## Direction
Review the listing and copy each line that holds the word "screenshot".

## Excerpted records
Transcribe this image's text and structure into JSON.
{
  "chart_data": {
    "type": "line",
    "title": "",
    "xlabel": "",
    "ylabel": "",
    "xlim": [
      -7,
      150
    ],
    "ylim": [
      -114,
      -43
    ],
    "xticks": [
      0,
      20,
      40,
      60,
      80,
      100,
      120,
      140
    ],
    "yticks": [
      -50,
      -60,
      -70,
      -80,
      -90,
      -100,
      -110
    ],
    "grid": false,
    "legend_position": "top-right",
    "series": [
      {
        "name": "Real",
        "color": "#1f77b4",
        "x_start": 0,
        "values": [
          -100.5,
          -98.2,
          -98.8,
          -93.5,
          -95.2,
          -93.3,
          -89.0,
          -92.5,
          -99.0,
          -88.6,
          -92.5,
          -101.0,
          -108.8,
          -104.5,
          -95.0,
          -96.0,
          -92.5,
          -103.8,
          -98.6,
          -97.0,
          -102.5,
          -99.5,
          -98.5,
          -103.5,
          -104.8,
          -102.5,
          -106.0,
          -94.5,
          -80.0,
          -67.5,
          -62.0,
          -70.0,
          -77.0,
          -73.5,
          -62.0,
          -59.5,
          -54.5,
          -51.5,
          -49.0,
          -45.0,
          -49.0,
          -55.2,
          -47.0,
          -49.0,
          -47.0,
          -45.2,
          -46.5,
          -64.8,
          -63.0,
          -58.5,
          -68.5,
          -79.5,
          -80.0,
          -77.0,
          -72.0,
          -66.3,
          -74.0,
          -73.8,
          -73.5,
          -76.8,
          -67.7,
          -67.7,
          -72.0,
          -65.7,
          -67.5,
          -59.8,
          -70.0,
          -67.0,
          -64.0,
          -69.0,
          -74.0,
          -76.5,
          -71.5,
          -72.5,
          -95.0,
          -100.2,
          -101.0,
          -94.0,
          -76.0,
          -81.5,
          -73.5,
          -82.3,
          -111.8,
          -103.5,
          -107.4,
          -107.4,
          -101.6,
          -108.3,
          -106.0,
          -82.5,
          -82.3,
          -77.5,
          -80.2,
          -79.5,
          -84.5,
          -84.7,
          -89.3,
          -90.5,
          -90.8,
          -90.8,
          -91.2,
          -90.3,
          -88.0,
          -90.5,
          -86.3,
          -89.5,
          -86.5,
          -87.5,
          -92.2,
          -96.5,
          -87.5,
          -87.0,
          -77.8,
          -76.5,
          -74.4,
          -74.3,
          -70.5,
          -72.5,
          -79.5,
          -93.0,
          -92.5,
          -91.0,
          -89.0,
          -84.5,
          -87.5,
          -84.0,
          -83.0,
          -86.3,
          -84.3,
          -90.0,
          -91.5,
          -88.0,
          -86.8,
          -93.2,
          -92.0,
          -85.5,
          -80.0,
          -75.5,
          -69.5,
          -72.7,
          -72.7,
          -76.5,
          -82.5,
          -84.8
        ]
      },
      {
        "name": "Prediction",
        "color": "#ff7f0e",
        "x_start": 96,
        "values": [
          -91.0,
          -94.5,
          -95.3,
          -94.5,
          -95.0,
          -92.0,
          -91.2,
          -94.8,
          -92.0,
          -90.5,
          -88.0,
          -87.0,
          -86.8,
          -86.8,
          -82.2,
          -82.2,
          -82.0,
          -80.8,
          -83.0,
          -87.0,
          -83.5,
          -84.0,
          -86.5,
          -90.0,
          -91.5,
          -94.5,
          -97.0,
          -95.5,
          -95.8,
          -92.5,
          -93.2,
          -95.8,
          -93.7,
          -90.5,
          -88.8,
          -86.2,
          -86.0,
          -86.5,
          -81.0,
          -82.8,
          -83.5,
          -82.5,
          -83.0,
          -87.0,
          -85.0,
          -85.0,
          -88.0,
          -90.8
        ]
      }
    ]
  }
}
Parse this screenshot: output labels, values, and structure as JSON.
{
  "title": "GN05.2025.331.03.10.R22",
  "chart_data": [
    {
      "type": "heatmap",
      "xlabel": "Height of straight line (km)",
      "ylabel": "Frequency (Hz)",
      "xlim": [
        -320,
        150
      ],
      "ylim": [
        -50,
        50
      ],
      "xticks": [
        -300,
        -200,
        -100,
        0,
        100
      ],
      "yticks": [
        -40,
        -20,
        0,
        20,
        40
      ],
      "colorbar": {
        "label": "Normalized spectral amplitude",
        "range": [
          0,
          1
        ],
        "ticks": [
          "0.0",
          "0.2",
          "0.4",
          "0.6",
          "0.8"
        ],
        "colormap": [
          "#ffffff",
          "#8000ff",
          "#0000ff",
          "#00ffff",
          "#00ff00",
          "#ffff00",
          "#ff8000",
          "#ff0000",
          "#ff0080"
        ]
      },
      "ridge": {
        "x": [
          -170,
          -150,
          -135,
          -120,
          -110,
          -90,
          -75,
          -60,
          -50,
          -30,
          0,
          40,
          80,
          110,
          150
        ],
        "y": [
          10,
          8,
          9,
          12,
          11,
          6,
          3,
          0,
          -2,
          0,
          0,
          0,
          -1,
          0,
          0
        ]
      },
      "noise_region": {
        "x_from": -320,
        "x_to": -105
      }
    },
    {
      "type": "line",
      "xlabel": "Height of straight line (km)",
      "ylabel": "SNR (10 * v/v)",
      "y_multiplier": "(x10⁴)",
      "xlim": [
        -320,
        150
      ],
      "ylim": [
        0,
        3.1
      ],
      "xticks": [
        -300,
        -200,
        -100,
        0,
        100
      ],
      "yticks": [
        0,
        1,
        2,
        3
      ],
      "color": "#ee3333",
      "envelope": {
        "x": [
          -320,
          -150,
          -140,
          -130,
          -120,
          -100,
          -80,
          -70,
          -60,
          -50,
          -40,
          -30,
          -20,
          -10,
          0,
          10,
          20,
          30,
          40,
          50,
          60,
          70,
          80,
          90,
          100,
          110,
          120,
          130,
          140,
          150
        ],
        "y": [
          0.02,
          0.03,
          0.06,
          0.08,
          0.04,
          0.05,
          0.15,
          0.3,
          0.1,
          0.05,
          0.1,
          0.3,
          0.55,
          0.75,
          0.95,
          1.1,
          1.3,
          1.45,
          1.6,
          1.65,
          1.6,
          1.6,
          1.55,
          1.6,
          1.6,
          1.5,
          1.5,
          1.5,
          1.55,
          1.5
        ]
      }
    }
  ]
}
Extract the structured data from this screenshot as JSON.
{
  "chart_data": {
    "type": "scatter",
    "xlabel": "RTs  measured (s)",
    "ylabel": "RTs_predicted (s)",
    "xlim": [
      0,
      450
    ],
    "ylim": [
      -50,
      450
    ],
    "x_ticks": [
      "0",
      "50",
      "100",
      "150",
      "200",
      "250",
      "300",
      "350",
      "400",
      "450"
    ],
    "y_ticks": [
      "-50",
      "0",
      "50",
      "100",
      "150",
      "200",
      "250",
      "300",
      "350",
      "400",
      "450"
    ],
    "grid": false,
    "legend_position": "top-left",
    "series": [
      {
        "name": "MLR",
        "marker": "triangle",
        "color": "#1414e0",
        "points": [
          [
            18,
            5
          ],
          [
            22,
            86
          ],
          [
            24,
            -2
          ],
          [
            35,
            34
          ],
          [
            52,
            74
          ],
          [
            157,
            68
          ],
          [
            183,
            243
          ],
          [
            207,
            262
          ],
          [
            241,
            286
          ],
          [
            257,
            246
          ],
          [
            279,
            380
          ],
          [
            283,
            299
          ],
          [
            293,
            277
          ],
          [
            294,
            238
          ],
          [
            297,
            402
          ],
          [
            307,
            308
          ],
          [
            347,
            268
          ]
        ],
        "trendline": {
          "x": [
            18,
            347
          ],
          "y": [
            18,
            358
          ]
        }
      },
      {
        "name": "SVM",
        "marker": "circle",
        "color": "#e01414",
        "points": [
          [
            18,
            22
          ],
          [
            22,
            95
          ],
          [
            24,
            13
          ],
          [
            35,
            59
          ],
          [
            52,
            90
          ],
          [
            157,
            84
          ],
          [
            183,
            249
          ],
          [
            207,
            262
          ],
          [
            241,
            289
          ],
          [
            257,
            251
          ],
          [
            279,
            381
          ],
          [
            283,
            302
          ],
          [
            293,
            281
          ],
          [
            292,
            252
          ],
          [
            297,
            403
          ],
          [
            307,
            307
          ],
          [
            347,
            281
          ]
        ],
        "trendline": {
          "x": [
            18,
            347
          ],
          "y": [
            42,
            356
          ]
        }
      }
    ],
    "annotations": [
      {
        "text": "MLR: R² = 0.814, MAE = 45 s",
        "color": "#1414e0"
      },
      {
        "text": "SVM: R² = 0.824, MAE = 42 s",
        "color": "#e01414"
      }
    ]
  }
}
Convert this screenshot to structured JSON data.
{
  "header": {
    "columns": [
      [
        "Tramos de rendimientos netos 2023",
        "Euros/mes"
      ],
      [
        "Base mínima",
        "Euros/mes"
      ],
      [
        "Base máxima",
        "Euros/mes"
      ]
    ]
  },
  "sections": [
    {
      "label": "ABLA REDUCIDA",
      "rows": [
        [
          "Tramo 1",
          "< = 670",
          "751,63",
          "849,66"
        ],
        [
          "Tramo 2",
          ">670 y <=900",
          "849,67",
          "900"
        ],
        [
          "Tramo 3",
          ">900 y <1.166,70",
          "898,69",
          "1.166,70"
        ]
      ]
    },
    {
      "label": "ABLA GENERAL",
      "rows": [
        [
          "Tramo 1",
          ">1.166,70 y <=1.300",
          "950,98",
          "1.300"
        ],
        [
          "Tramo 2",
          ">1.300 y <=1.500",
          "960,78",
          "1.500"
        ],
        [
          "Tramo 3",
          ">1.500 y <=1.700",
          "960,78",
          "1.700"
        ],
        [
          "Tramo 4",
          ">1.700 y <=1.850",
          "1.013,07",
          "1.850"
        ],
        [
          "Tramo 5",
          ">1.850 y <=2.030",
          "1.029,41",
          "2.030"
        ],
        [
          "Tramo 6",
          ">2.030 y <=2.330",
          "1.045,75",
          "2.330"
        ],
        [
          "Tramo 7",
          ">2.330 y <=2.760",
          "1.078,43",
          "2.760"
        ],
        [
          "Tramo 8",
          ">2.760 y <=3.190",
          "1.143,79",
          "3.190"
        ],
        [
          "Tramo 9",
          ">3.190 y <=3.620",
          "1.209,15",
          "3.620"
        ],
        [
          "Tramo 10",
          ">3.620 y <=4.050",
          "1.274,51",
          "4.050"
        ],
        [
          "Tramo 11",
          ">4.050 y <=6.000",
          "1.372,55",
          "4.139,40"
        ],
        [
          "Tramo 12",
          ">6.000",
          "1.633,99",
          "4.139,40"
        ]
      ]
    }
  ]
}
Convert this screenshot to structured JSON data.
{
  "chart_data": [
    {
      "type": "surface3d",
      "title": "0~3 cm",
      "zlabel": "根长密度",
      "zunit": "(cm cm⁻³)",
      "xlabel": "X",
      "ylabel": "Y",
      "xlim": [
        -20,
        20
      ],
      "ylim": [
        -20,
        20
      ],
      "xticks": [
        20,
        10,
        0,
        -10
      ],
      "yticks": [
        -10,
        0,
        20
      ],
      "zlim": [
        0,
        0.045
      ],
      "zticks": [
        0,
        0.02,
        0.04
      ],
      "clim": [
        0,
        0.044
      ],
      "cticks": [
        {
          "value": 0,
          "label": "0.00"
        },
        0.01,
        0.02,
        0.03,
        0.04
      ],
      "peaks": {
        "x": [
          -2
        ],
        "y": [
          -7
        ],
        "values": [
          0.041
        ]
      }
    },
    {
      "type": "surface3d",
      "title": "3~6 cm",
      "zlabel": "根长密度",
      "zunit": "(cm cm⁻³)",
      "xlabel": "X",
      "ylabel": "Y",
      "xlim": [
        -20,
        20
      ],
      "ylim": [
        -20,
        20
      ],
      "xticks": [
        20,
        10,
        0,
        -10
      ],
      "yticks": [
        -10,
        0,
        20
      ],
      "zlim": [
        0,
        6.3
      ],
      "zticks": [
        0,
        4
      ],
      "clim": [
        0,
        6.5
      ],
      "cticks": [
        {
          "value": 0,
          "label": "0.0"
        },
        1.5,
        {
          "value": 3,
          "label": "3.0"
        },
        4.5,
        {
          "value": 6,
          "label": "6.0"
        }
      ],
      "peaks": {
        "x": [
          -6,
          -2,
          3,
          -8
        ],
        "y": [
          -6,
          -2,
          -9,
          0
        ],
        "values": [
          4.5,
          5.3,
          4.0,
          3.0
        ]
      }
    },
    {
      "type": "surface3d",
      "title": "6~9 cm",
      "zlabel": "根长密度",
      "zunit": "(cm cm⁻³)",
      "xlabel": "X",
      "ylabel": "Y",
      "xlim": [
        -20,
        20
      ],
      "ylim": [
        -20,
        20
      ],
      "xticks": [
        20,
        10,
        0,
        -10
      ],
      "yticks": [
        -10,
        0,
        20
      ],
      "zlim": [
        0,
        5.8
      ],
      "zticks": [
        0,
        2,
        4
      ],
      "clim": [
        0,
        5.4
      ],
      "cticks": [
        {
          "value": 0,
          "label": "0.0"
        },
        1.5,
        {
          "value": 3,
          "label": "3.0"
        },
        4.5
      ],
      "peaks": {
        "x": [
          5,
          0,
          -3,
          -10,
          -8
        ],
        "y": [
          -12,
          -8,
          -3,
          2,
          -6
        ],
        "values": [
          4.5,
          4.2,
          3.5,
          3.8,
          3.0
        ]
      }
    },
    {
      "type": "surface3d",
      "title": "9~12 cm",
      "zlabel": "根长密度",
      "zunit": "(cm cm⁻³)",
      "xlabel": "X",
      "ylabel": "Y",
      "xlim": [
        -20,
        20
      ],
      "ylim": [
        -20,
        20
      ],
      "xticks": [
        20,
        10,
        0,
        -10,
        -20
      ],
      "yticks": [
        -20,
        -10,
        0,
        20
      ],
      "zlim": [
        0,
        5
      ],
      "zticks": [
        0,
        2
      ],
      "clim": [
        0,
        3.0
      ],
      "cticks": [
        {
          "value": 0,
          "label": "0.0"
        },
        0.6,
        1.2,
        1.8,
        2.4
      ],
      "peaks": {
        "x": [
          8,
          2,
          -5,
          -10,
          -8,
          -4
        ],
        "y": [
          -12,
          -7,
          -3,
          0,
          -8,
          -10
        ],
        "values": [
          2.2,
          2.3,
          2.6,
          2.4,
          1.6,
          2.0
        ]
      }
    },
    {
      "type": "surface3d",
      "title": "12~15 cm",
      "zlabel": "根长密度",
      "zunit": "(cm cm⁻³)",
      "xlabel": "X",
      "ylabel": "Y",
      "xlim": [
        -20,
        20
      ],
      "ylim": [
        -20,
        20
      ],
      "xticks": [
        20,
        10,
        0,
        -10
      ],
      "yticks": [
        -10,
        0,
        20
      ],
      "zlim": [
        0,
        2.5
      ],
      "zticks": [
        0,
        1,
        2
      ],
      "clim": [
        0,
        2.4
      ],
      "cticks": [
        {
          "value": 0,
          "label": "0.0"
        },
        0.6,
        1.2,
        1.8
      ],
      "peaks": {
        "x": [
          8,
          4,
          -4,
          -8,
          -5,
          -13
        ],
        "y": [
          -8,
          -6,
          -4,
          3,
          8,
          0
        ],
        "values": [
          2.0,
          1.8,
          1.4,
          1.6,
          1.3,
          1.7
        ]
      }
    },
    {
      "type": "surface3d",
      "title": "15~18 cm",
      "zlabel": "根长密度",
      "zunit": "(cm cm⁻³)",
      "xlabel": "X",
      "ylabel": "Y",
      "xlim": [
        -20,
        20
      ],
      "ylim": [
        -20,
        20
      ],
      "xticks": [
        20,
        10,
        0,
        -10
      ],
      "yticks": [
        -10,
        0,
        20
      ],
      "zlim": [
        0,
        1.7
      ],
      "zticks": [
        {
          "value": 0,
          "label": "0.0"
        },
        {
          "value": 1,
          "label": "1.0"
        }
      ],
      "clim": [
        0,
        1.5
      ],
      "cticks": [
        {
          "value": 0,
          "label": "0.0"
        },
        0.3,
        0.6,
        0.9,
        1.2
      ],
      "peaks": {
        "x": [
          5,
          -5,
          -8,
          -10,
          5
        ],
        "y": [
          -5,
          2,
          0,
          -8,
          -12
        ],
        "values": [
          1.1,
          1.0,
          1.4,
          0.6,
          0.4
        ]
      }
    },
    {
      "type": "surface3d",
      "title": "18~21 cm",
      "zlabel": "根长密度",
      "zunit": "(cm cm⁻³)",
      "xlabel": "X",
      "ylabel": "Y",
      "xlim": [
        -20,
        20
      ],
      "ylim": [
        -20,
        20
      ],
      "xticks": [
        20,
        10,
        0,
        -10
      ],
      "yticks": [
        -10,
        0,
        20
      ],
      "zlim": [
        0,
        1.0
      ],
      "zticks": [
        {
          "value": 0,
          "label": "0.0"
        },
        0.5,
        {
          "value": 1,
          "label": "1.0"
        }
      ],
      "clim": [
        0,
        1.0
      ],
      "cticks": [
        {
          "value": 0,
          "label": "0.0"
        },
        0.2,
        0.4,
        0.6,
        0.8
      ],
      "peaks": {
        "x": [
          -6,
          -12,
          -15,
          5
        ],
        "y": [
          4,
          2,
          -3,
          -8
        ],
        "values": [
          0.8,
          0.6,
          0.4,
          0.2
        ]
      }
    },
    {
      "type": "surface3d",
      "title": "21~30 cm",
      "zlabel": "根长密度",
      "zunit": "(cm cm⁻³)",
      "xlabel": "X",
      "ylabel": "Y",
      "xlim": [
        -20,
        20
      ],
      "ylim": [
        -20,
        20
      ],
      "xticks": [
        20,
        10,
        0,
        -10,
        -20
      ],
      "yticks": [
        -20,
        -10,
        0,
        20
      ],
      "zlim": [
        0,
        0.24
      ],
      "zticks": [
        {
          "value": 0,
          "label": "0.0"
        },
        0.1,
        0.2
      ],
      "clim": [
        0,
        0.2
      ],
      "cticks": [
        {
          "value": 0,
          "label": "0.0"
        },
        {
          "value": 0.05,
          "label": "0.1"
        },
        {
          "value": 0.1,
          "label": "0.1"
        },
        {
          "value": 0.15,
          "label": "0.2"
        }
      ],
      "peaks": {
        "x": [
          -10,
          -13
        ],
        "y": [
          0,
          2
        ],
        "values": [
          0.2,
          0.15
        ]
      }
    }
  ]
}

## Correct response
Parse this screenshot: output labels, values, and structure as JSON.
Extract the structured data from this screenshot as JSON.
Convert this screenshot to structured JSON data.
Convert this screenshot to structured JSON data.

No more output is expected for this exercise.